Data listing:

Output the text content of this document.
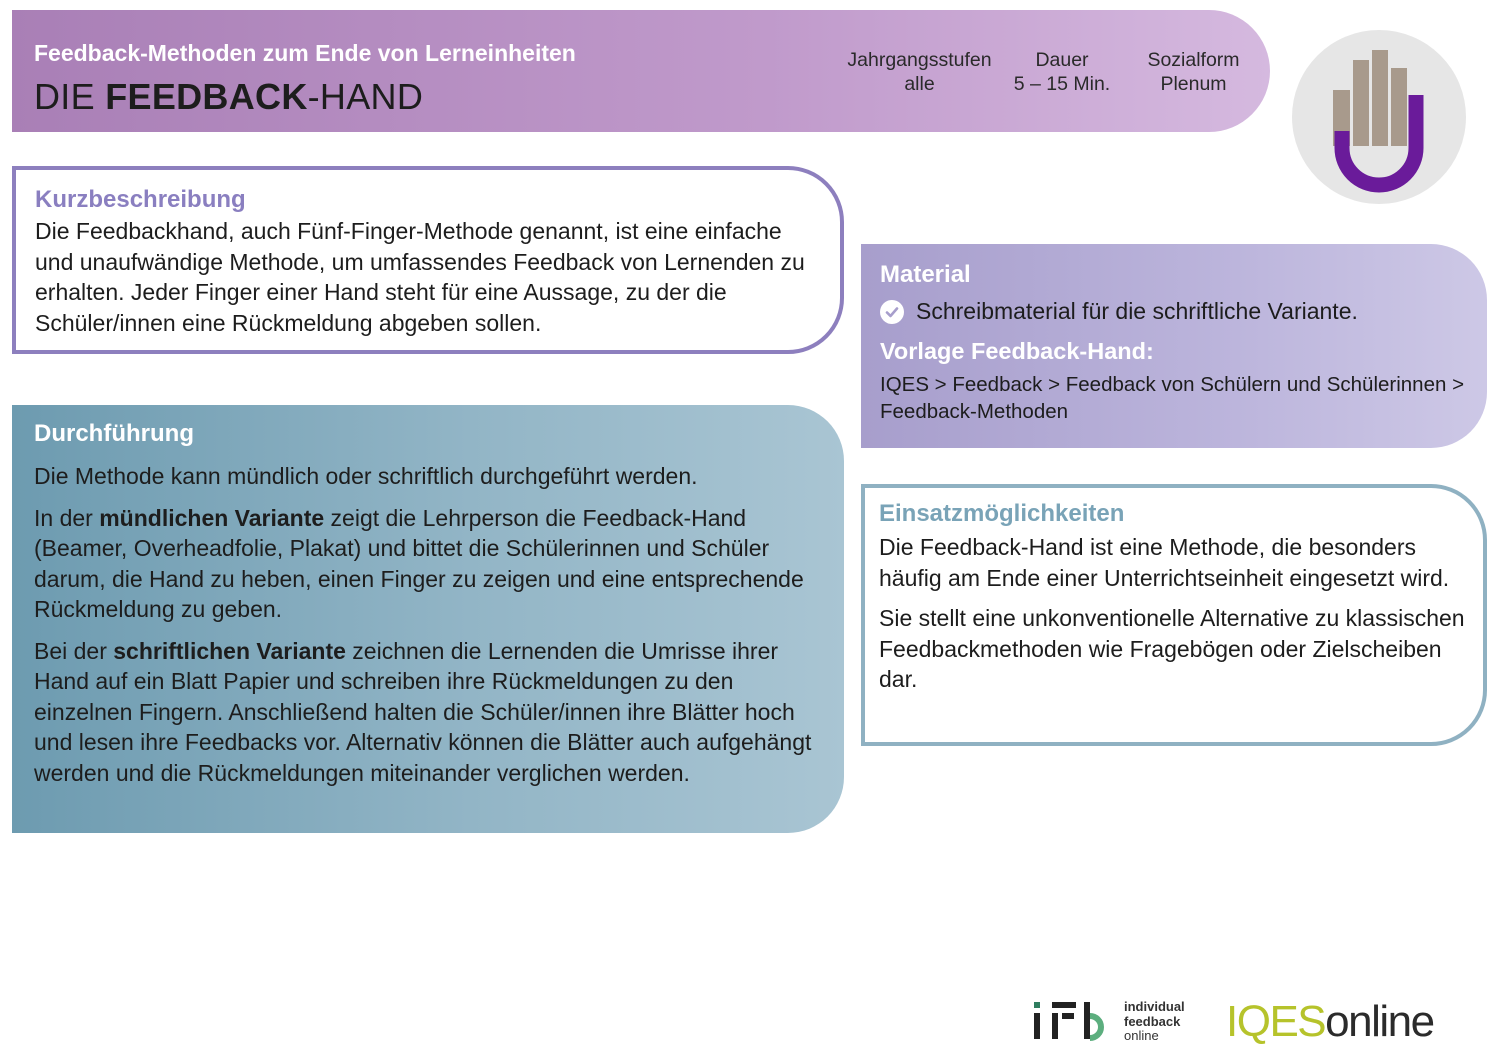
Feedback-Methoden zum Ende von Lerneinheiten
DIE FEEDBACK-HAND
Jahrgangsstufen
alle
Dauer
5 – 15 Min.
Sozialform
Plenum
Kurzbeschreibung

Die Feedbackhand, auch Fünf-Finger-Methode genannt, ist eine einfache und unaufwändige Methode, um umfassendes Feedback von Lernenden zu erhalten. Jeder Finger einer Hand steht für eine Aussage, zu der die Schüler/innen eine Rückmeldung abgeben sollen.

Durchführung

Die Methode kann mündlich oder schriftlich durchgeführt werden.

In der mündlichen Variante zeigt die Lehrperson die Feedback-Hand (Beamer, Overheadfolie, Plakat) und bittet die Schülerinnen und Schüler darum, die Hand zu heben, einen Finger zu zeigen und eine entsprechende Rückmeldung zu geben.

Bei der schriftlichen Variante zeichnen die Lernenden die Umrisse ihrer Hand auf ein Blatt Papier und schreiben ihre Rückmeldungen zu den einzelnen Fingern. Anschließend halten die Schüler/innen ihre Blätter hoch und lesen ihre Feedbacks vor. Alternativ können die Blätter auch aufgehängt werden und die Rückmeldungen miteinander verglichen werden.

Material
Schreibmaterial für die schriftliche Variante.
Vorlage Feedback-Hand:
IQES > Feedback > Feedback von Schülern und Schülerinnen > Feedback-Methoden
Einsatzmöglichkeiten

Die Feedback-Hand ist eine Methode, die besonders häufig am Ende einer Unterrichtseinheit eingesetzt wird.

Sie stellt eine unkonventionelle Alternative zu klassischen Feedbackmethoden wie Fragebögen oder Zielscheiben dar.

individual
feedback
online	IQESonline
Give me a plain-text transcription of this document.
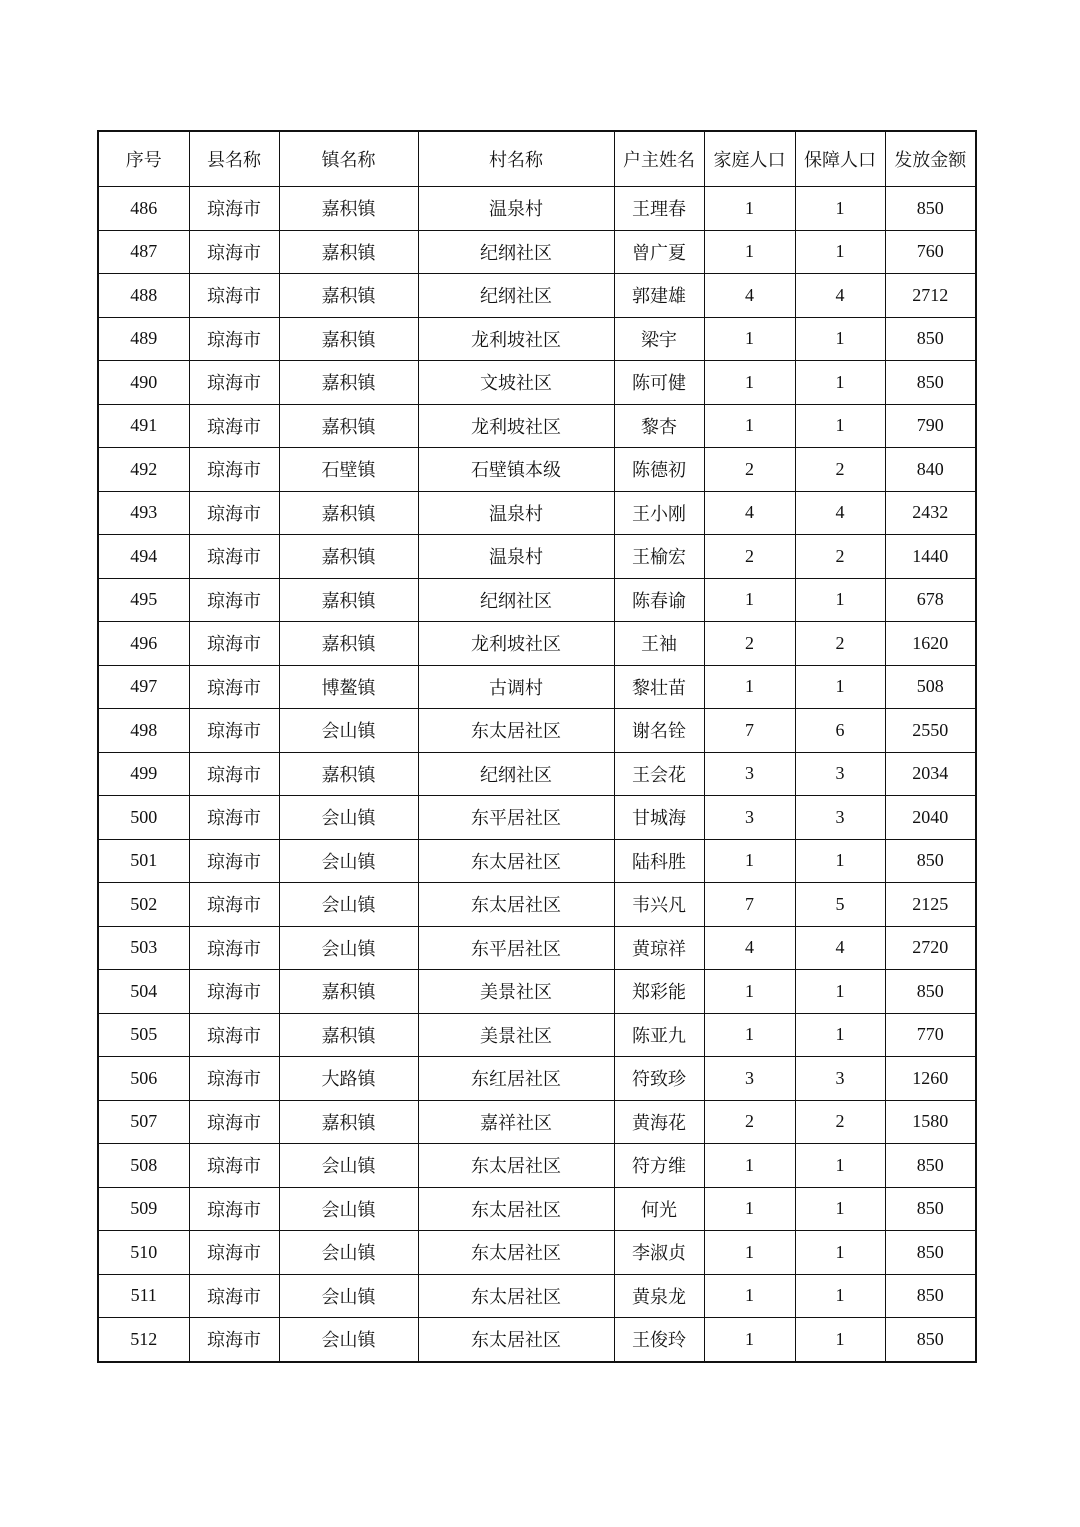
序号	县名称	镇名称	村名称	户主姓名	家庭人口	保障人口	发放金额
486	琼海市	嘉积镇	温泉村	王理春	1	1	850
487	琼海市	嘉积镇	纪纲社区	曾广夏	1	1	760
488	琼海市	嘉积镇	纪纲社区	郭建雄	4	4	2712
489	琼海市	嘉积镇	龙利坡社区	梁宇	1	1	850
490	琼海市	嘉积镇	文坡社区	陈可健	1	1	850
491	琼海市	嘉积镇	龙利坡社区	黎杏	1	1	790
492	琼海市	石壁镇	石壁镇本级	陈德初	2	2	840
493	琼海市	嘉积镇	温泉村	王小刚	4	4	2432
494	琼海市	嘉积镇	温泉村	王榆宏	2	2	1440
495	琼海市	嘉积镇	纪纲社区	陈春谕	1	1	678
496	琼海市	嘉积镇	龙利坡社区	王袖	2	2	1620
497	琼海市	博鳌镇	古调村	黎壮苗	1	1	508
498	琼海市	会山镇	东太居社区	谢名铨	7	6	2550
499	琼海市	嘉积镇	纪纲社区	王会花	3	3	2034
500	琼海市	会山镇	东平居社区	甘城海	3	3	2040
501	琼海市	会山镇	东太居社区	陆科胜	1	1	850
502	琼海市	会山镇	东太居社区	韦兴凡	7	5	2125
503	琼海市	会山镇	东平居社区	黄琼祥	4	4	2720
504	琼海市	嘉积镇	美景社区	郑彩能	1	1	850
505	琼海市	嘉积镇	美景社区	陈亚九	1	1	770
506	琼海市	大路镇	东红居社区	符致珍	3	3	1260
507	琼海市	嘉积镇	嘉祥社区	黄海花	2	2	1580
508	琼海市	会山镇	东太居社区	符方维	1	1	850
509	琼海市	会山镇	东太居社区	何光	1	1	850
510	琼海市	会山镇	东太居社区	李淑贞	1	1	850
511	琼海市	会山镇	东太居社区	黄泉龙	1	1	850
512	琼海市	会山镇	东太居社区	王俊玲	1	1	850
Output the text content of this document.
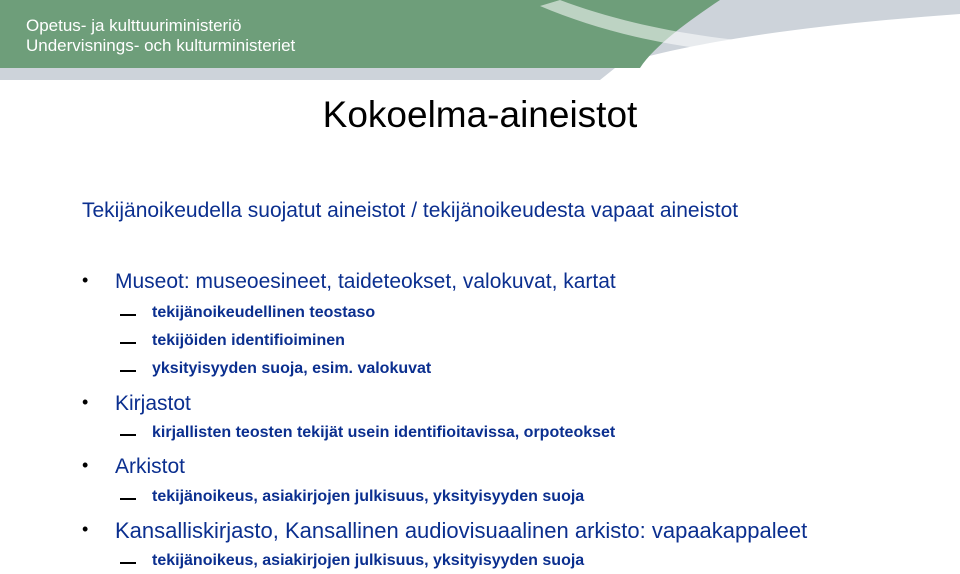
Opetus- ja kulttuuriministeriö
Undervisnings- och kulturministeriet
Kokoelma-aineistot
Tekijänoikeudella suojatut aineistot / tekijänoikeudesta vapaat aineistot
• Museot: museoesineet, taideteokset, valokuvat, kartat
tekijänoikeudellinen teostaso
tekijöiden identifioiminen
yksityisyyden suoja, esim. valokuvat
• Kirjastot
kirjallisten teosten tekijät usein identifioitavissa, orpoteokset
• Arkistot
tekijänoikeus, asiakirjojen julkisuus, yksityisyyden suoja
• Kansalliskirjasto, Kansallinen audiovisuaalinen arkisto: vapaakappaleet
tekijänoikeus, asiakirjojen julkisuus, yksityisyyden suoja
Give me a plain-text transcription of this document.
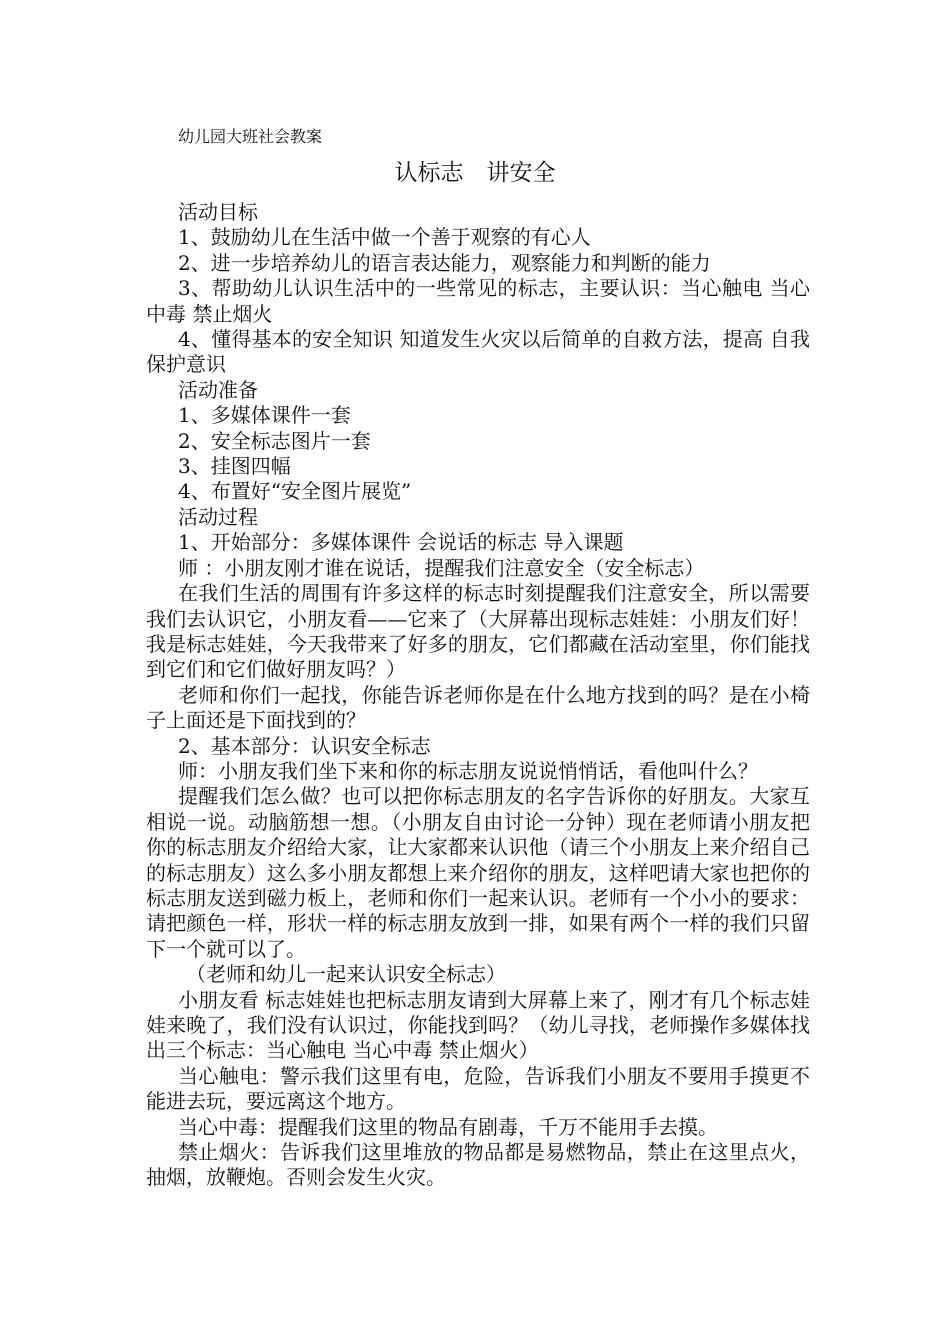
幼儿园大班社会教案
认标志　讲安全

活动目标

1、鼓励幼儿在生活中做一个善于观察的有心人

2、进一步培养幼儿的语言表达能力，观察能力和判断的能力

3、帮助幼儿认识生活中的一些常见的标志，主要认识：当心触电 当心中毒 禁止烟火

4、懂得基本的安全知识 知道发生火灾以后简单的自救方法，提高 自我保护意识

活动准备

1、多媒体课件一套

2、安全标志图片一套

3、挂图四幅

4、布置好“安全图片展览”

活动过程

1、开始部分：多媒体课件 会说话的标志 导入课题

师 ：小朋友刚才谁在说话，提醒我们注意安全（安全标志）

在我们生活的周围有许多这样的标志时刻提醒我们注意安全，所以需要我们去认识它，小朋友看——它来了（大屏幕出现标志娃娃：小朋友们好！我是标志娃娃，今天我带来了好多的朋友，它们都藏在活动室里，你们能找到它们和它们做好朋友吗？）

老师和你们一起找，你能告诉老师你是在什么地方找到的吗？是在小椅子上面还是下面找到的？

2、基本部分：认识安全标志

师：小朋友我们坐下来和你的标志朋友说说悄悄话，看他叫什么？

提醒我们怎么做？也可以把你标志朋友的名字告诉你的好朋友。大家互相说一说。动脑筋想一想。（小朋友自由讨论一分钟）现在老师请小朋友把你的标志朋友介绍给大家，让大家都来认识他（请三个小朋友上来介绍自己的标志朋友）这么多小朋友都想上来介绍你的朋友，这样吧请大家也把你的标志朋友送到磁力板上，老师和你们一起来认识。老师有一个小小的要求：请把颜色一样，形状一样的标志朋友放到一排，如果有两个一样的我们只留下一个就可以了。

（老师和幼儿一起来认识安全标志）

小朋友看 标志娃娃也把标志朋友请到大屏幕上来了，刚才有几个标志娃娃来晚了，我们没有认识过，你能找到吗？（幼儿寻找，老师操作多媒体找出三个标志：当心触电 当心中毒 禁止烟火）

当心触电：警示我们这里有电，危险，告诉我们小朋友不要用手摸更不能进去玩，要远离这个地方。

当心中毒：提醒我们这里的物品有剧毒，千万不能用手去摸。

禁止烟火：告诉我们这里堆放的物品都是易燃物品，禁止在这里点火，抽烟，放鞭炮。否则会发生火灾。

:: Work to be completed ::
Pick each line holding the word "Schülerinnen" out of the data and copy it.

:: Worked answer ::
In der mündlichen Variante zeigt die Lehrperson die Feedback-Hand (Beamer, Overheadfolie, Plakat) und bittet die Schülerinnen und Schüler darum, die Hand zu heben, einen Finger zu zeigen und eine entsprechende Rückmeldung zu geben.
IQES > Feedback > Feedback von Schülern und Schülerinnen > Feedback-Methoden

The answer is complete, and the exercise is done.